---------- Information shown
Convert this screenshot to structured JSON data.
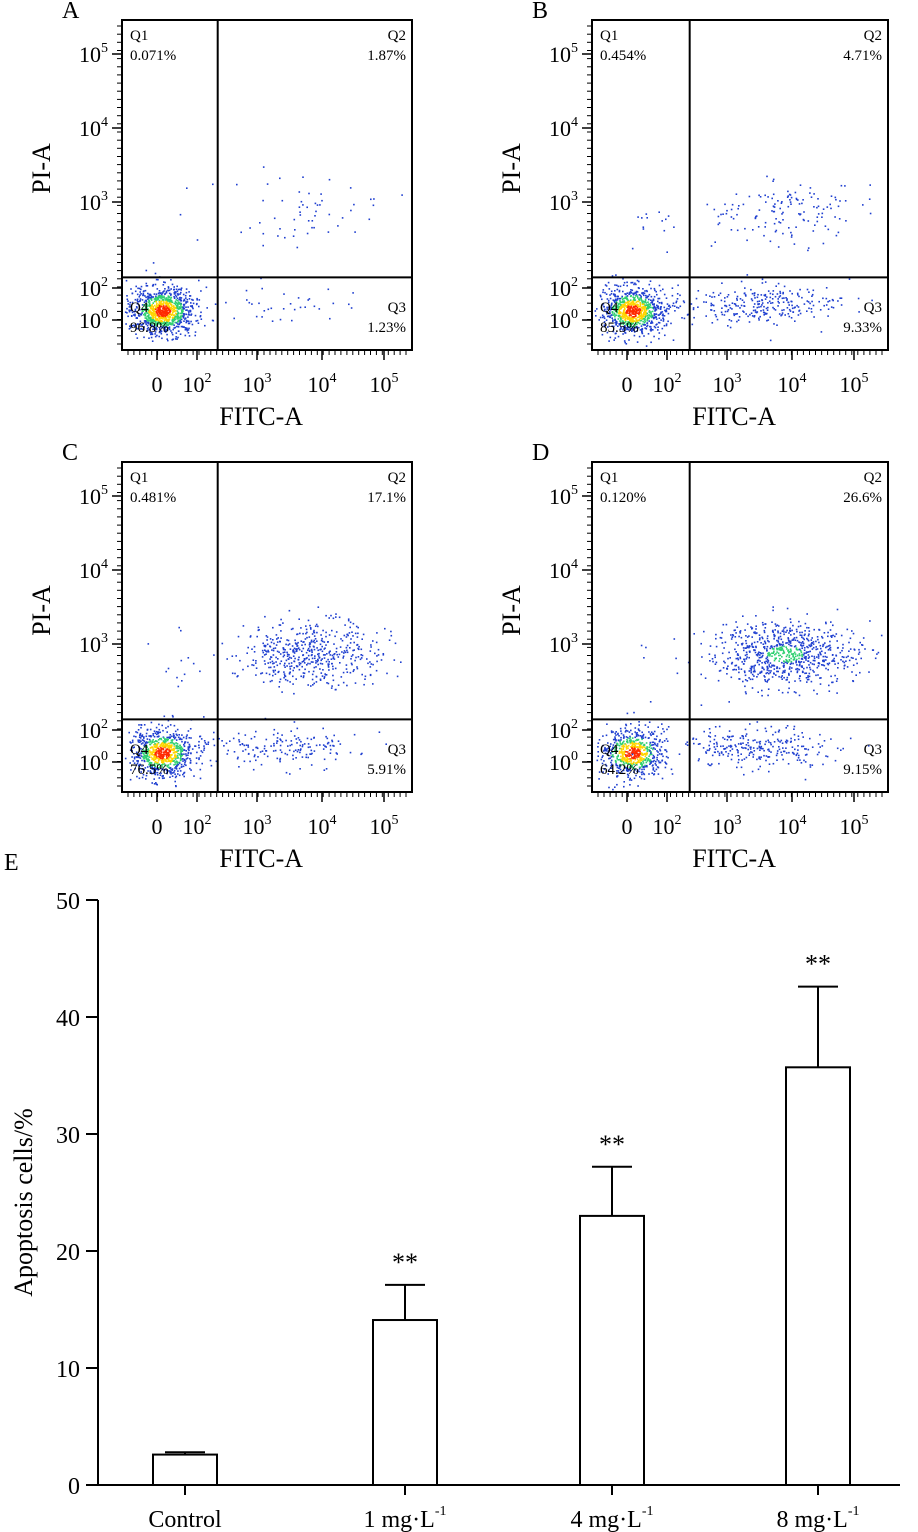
{
  "chart_data": [
    {
      "type": "scatter",
      "panel": "A",
      "xlabel": "FITC-A",
      "ylabel": "PI-A",
      "x_ticks": [
        "0",
        "10^2",
        "10^3",
        "10^4",
        "10^5"
      ],
      "y_ticks": [
        "10^0",
        "10^2",
        "10^3",
        "10^4",
        "10^5"
      ],
      "quadrants": [
        {
          "name": "Q1",
          "percent": "0.071%"
        },
        {
          "name": "Q2",
          "percent": "1.87%"
        },
        {
          "name": "Q3",
          "percent": "1.23%"
        },
        {
          "name": "Q4",
          "percent": "96.8%"
        }
      ]
    },
    {
      "type": "scatter",
      "panel": "B",
      "xlabel": "FITC-A",
      "ylabel": "PI-A",
      "x_ticks": [
        "0",
        "10^2",
        "10^3",
        "10^4",
        "10^5"
      ],
      "y_ticks": [
        "10^0",
        "10^2",
        "10^3",
        "10^4",
        "10^5"
      ],
      "quadrants": [
        {
          "name": "Q1",
          "percent": "0.454%"
        },
        {
          "name": "Q2",
          "percent": "4.71%"
        },
        {
          "name": "Q3",
          "percent": "9.33%"
        },
        {
          "name": "Q4",
          "percent": "85.5%"
        }
      ]
    },
    {
      "type": "scatter",
      "panel": "C",
      "xlabel": "FITC-A",
      "ylabel": "PI-A",
      "x_ticks": [
        "0",
        "10^2",
        "10^3",
        "10^4",
        "10^5"
      ],
      "y_ticks": [
        "10^0",
        "10^2",
        "10^3",
        "10^4",
        "10^5"
      ],
      "quadrants": [
        {
          "name": "Q1",
          "percent": "0.481%"
        },
        {
          "name": "Q2",
          "percent": "17.1%"
        },
        {
          "name": "Q3",
          "percent": "5.91%"
        },
        {
          "name": "Q4",
          "percent": "76.5%"
        }
      ]
    },
    {
      "type": "scatter",
      "panel": "D",
      "xlabel": "FITC-A",
      "ylabel": "PI-A",
      "x_ticks": [
        "0",
        "10^2",
        "10^3",
        "10^4",
        "10^5"
      ],
      "y_ticks": [
        "10^0",
        "10^2",
        "10^3",
        "10^4",
        "10^5"
      ],
      "quadrants": [
        {
          "name": "Q1",
          "percent": "0.120%"
        },
        {
          "name": "Q2",
          "percent": "26.6%"
        },
        {
          "name": "Q3",
          "percent": "9.15%"
        },
        {
          "name": "Q4",
          "percent": "64.2%"
        }
      ]
    },
    {
      "type": "bar",
      "panel": "E",
      "title": "",
      "xlabel": "",
      "ylabel": "Apoptosis cells/%",
      "ylim": [
        0,
        50
      ],
      "yticks": [
        0,
        10,
        20,
        30,
        40,
        50
      ],
      "categories": [
        {
          "base": "Control",
          "sup": ""
        },
        {
          "base": "1 mg·L",
          "sup": "-1"
        },
        {
          "base": "4 mg·L",
          "sup": "-1"
        },
        {
          "base": "8 mg·L",
          "sup": "-1"
        }
      ],
      "values": [
        2.6,
        14.1,
        23.0,
        35.7
      ],
      "errors": [
        0.2,
        3.0,
        4.2,
        6.9
      ],
      "significance": [
        "",
        "**",
        "**",
        "**"
      ]
    }
  ],
  "colors": {
    "axis": "#000000",
    "dots": "#1f3fd0",
    "density_high": "#ff2a00",
    "density_mid": "#ffd400",
    "density_low": "#2fd070",
    "bar_fill": "#ffffff"
  }
}
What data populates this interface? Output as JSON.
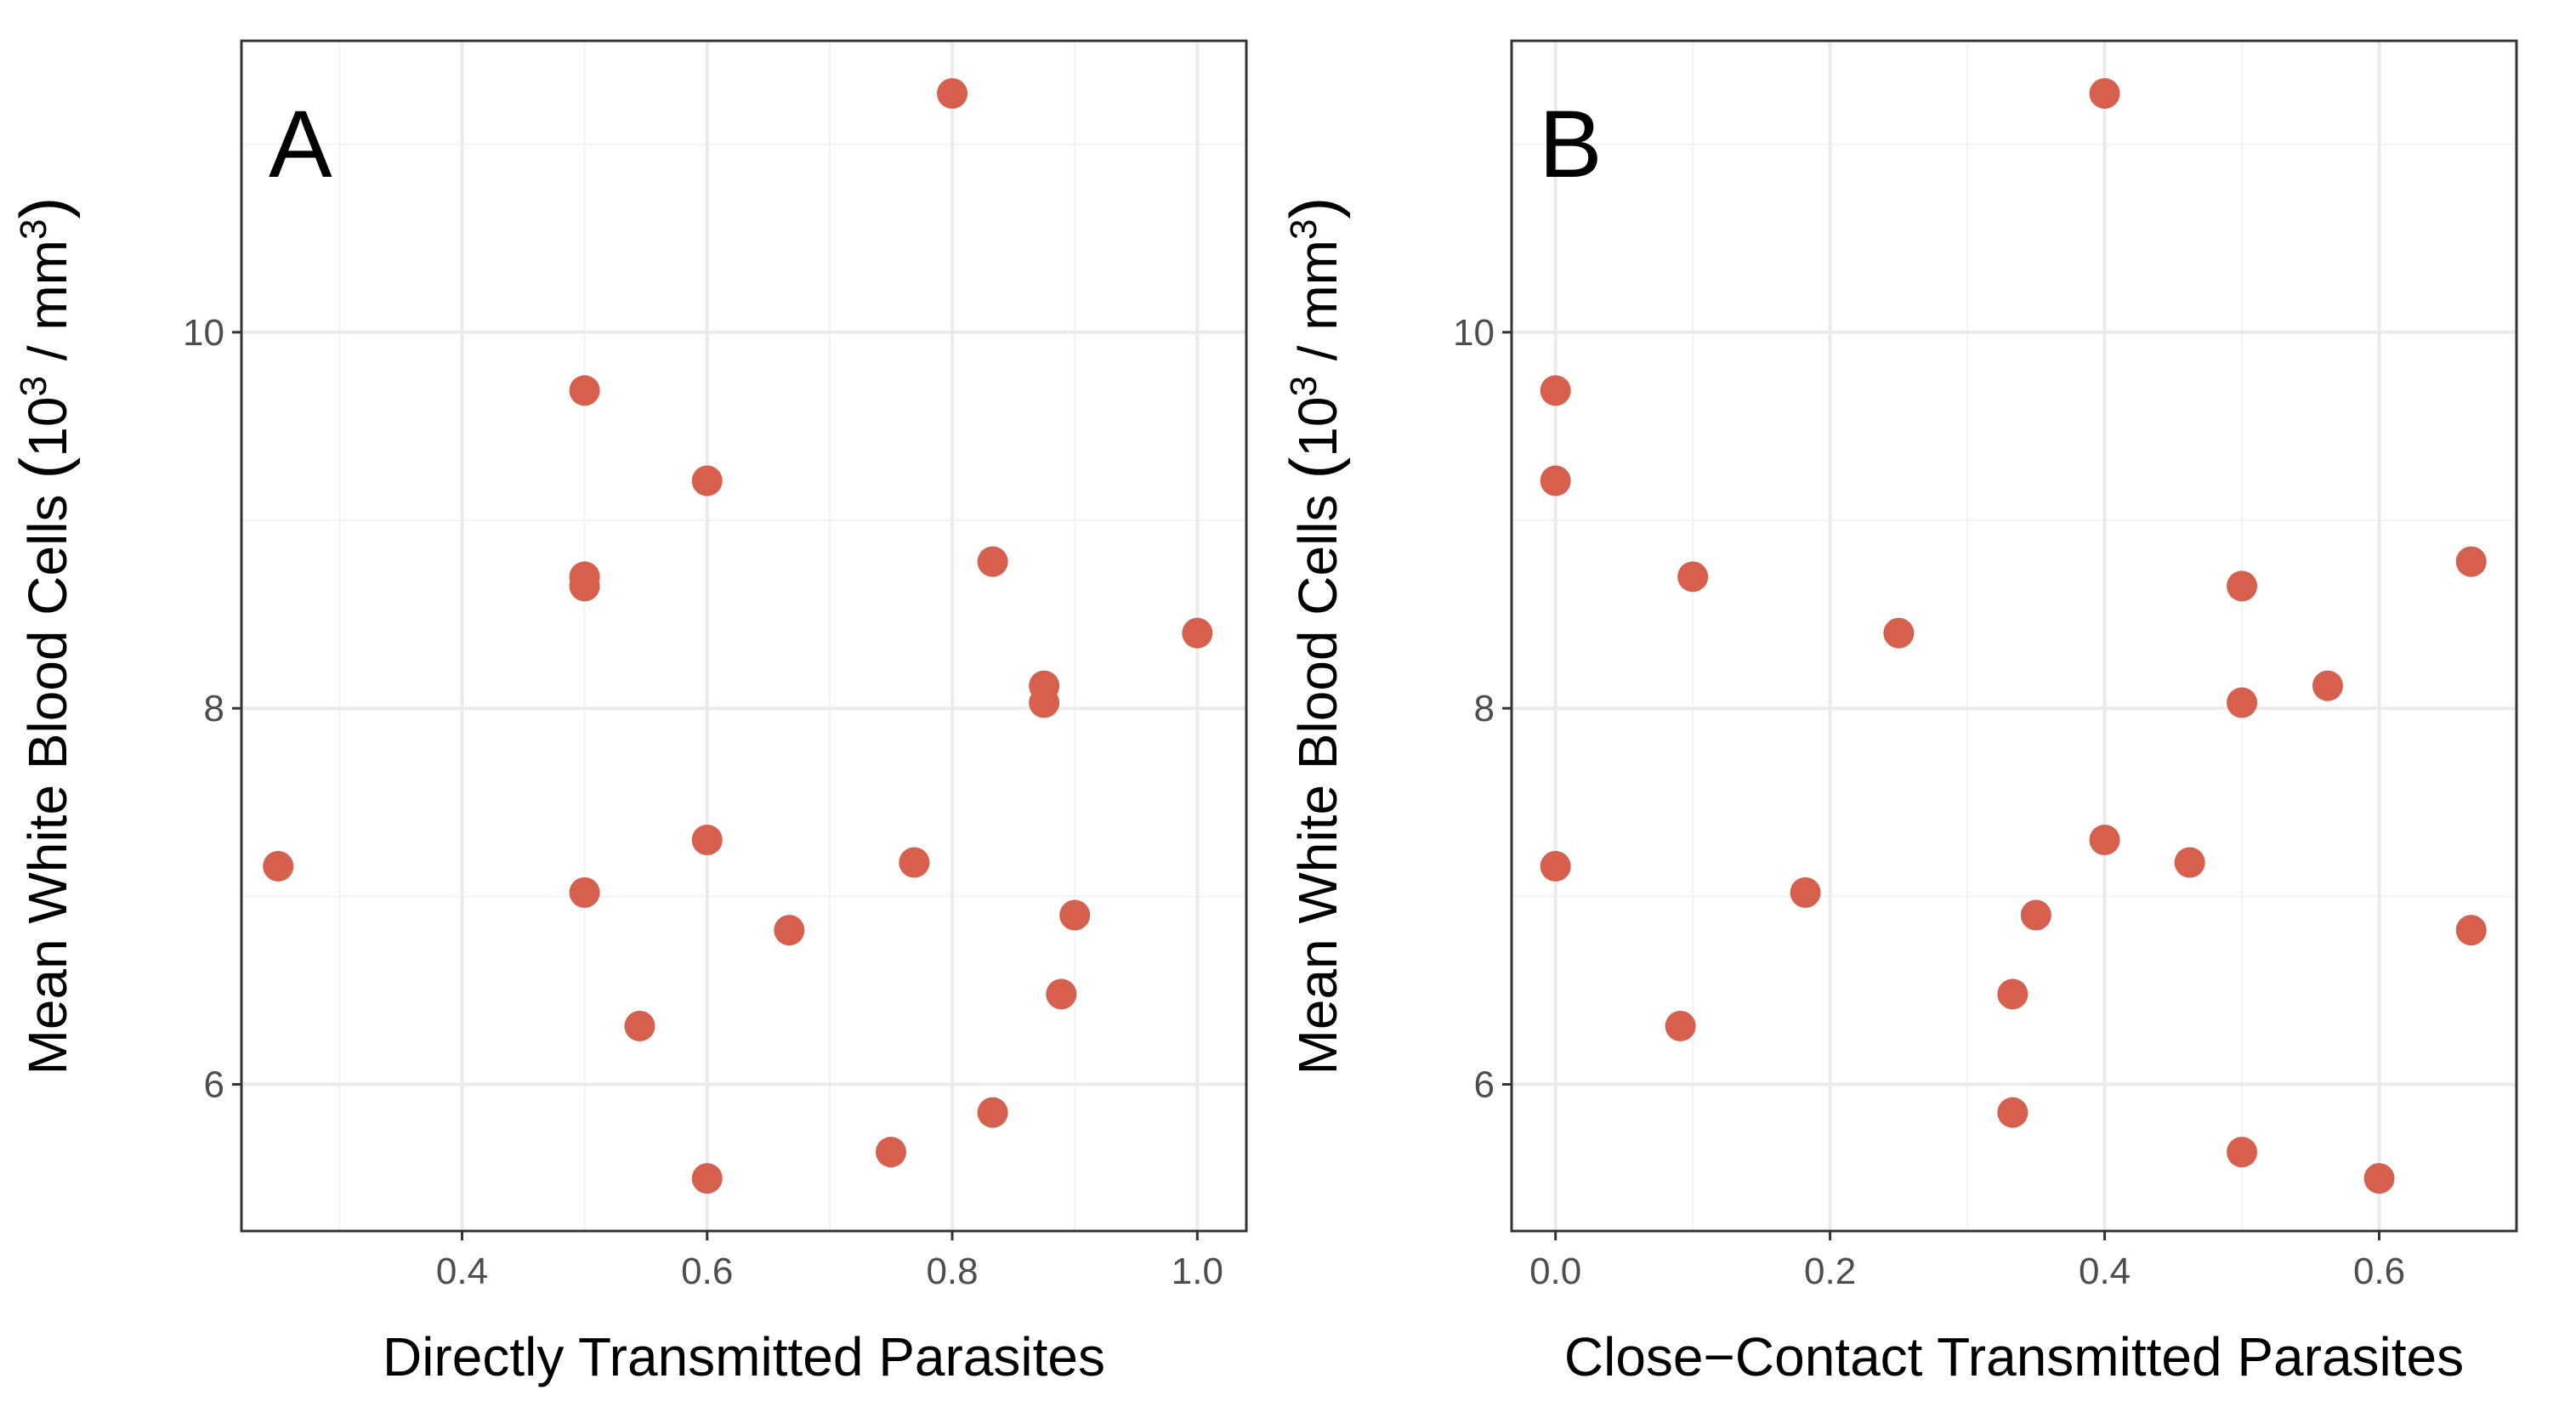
{
  "colors": {
    "point": "#d6604d",
    "grid_major": "#ebebeb",
    "grid_minor": "#f3f3f3",
    "panel_border": "#333333",
    "tick_text": "#4d4d4d"
  },
  "chart_data": [
    {
      "type": "scatter",
      "panel_label": "A",
      "xlabel": "Directly Transmitted Parasites",
      "ylabel": "Mean White Blood Cells",
      "ylabel_unit_parts": [
        "(",
        "10",
        "3",
        " / mm",
        "3",
        ")"
      ],
      "xlim": [
        0.22,
        1.04
      ],
      "ylim": [
        5.22,
        11.55
      ],
      "x_ticks": [
        0.4,
        0.6,
        0.8,
        1.0
      ],
      "x_tick_labels": [
        "0.4",
        "0.6",
        "0.8",
        "1.0"
      ],
      "x_minor_ticks": [
        0.3,
        0.5,
        0.7,
        0.9
      ],
      "y_ticks": [
        6,
        8,
        10
      ],
      "y_tick_labels": [
        "6",
        "8",
        "10"
      ],
      "y_minor_ticks": [
        5,
        7,
        9,
        11
      ],
      "grid": true,
      "points": [
        {
          "x": 0.25,
          "y": 7.16
        },
        {
          "x": 0.5,
          "y": 9.69
        },
        {
          "x": 0.5,
          "y": 8.7
        },
        {
          "x": 0.5,
          "y": 8.65
        },
        {
          "x": 0.5,
          "y": 7.02
        },
        {
          "x": 0.545,
          "y": 6.31
        },
        {
          "x": 0.6,
          "y": 9.21
        },
        {
          "x": 0.6,
          "y": 7.3
        },
        {
          "x": 0.6,
          "y": 5.5
        },
        {
          "x": 0.667,
          "y": 6.82
        },
        {
          "x": 0.75,
          "y": 5.64
        },
        {
          "x": 0.769,
          "y": 7.18
        },
        {
          "x": 0.8,
          "y": 11.27
        },
        {
          "x": 0.833,
          "y": 8.78
        },
        {
          "x": 0.833,
          "y": 5.85
        },
        {
          "x": 0.875,
          "y": 8.12
        },
        {
          "x": 0.875,
          "y": 8.03
        },
        {
          "x": 0.889,
          "y": 6.48
        },
        {
          "x": 0.9,
          "y": 6.9
        },
        {
          "x": 1.0,
          "y": 8.4
        }
      ]
    },
    {
      "type": "scatter",
      "panel_label": "B",
      "xlabel": "Close−Contact Transmitted Parasites",
      "ylabel": "Mean White Blood Cells",
      "ylabel_unit_parts": [
        "(",
        "10",
        "3",
        " / mm",
        "3",
        ")"
      ],
      "xlim": [
        -0.032,
        0.7
      ],
      "ylim": [
        5.22,
        11.55
      ],
      "x_ticks": [
        0.0,
        0.2,
        0.4,
        0.6
      ],
      "x_tick_labels": [
        "0.0",
        "0.2",
        "0.4",
        "0.6"
      ],
      "x_minor_ticks": [
        0.1,
        0.3,
        0.5
      ],
      "y_ticks": [
        6,
        8,
        10
      ],
      "y_tick_labels": [
        "6",
        "8",
        "10"
      ],
      "y_minor_ticks": [
        5,
        7,
        9,
        11
      ],
      "grid": true,
      "points": [
        {
          "x": 0.0,
          "y": 9.69
        },
        {
          "x": 0.0,
          "y": 9.21
        },
        {
          "x": 0.0,
          "y": 7.16
        },
        {
          "x": 0.091,
          "y": 6.31
        },
        {
          "x": 0.1,
          "y": 8.7
        },
        {
          "x": 0.182,
          "y": 7.02
        },
        {
          "x": 0.25,
          "y": 8.4
        },
        {
          "x": 0.333,
          "y": 6.48
        },
        {
          "x": 0.333,
          "y": 5.85
        },
        {
          "x": 0.35,
          "y": 6.9
        },
        {
          "x": 0.4,
          "y": 11.27
        },
        {
          "x": 0.4,
          "y": 7.3
        },
        {
          "x": 0.462,
          "y": 7.18
        },
        {
          "x": 0.5,
          "y": 8.65
        },
        {
          "x": 0.5,
          "y": 8.03
        },
        {
          "x": 0.5,
          "y": 5.64
        },
        {
          "x": 0.5625,
          "y": 8.12
        },
        {
          "x": 0.6,
          "y": 5.5
        },
        {
          "x": 0.667,
          "y": 8.78
        },
        {
          "x": 0.667,
          "y": 6.82
        }
      ]
    }
  ]
}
--------------------
Task ▸ Go through the data above and find the lines with the word "Transmitted". Copy each of those lines.

Exercise response ▸
      "xlabel": "Directly Transmitted Parasites",
      "xlabel": "Close−Contact Transmitted Parasites",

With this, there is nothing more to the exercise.